§ **Exercise objective**:
Go through the listing and pick out each line with the word "name" in it.

§ **Excerpted records**:
/---

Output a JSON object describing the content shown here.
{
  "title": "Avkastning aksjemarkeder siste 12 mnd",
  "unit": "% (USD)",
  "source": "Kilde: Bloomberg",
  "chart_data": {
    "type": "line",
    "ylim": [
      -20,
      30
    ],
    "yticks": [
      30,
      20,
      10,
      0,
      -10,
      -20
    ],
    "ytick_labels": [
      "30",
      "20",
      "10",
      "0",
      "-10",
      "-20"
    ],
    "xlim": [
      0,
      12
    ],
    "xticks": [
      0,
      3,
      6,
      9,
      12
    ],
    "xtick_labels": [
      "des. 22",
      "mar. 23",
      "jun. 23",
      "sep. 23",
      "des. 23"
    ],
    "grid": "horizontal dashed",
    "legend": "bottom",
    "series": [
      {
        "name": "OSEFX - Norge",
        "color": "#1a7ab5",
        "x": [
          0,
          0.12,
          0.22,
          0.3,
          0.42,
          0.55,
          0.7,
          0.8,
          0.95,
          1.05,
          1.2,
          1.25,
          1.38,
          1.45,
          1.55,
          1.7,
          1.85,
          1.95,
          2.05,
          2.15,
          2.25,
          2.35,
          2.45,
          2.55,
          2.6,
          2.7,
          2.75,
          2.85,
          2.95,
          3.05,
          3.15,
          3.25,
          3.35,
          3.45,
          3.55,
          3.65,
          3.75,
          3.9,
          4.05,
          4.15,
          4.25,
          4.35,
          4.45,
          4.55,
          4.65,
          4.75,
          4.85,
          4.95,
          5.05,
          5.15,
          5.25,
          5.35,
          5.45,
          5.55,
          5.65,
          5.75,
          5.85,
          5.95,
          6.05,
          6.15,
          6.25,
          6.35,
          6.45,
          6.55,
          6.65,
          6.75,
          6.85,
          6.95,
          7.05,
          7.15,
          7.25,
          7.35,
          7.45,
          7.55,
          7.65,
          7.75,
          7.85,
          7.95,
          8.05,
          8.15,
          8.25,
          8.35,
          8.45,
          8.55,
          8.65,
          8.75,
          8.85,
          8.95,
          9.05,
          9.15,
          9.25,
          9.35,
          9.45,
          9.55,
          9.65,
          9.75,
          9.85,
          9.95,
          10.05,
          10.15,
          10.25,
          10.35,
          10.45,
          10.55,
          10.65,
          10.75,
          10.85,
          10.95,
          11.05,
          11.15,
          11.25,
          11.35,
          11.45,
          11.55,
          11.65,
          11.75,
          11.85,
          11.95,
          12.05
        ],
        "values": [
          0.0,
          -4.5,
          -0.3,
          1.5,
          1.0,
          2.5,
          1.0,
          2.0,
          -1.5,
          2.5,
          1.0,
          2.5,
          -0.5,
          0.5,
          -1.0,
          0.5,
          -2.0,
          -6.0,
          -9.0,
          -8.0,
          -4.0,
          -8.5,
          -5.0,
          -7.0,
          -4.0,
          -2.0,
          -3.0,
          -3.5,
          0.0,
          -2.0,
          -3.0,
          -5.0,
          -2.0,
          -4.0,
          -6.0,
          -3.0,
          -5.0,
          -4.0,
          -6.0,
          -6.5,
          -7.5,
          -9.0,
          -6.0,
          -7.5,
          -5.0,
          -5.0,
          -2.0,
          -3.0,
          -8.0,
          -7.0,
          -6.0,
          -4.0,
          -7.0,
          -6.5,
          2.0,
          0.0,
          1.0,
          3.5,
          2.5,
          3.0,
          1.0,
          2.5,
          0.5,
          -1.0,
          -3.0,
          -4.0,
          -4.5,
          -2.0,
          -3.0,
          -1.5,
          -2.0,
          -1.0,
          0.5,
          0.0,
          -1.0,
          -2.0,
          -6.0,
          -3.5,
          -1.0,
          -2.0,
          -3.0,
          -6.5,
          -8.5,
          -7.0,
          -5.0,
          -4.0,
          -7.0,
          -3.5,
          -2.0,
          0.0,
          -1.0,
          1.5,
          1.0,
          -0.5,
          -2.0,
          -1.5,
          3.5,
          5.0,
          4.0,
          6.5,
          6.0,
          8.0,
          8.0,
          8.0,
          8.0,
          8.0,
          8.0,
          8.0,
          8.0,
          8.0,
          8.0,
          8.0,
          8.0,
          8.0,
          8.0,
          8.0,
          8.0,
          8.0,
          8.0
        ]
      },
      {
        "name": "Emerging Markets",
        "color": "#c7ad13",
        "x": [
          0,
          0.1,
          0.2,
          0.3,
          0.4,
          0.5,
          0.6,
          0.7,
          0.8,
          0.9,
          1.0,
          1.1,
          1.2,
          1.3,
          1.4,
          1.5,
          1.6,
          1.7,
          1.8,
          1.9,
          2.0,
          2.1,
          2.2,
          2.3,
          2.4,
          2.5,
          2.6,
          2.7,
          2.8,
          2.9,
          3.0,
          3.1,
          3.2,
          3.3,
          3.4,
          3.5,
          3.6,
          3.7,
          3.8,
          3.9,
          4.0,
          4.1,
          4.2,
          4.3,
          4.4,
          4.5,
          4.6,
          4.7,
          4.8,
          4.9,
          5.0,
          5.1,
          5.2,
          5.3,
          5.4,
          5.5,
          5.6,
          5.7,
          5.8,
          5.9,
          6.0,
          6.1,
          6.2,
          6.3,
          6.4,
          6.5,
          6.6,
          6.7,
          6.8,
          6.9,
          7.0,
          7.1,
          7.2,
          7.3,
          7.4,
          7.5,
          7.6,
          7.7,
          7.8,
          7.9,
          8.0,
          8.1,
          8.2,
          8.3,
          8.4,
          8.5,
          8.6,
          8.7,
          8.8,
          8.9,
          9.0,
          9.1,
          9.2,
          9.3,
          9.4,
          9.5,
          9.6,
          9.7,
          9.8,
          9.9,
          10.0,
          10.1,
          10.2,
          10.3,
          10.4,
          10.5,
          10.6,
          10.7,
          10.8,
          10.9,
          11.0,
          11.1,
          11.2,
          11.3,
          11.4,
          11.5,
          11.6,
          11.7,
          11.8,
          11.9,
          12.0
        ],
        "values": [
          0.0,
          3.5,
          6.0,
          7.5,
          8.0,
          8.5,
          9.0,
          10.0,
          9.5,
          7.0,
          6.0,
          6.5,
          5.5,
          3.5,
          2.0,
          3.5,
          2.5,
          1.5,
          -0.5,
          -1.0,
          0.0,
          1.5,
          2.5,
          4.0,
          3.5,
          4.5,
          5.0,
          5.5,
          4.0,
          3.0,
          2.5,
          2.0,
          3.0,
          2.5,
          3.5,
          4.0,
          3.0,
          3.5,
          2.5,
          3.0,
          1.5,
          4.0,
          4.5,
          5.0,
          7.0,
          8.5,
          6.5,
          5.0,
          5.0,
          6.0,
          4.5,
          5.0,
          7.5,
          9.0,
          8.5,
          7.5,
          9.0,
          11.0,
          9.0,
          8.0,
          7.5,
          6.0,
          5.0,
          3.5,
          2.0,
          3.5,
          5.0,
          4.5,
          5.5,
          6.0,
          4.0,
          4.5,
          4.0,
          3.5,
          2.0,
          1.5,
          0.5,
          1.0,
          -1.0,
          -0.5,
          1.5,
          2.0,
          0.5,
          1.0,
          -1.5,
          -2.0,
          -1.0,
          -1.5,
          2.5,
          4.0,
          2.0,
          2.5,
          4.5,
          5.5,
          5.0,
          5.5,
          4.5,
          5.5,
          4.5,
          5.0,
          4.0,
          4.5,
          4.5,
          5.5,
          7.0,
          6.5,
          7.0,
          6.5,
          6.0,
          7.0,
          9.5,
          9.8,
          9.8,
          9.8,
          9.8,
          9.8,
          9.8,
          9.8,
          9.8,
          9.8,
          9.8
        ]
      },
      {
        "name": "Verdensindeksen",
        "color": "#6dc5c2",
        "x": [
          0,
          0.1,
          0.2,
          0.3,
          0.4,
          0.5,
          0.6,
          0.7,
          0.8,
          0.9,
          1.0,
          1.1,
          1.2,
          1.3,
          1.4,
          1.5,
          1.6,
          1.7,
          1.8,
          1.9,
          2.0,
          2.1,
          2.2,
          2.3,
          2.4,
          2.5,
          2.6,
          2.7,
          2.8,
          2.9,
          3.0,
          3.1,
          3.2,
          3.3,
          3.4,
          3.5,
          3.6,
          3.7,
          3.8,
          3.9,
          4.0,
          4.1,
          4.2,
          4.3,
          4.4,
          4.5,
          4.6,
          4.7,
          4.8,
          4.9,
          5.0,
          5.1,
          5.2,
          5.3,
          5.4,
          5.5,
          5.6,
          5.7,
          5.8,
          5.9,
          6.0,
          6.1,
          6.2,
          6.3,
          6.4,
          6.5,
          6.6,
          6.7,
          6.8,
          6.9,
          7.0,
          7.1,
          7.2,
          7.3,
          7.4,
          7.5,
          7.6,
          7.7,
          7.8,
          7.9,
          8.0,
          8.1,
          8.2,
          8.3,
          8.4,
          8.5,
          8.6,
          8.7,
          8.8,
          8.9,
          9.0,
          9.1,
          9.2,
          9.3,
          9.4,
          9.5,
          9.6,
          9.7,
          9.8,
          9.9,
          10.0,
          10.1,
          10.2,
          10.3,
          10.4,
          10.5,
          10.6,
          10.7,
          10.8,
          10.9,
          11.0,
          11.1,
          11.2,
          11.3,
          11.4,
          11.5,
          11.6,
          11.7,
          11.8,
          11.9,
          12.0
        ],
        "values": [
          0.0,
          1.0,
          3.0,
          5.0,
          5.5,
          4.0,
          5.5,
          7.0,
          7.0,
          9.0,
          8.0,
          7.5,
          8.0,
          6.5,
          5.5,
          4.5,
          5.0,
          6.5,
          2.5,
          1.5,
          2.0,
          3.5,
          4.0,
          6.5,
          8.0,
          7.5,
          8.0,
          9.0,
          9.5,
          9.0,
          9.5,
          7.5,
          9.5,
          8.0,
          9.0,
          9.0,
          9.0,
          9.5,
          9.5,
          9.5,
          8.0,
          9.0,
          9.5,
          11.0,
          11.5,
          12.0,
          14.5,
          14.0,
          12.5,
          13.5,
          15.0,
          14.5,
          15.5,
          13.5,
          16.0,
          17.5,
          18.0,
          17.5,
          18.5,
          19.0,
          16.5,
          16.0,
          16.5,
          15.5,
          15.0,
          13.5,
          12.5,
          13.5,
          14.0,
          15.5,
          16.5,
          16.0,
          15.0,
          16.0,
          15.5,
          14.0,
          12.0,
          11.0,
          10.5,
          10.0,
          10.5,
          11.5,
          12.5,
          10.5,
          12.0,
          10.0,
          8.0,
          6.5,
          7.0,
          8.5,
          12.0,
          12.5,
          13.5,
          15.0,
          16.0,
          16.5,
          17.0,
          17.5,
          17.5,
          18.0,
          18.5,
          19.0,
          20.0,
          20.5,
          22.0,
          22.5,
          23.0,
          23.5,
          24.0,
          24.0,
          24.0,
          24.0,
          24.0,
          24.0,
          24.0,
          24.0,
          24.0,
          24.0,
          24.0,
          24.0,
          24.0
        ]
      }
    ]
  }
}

\---

§ **Expected answer**:
        "name": "OSEFX - Norge",
        "name": "Emerging Markets",
        "name": "Verdensindeksen",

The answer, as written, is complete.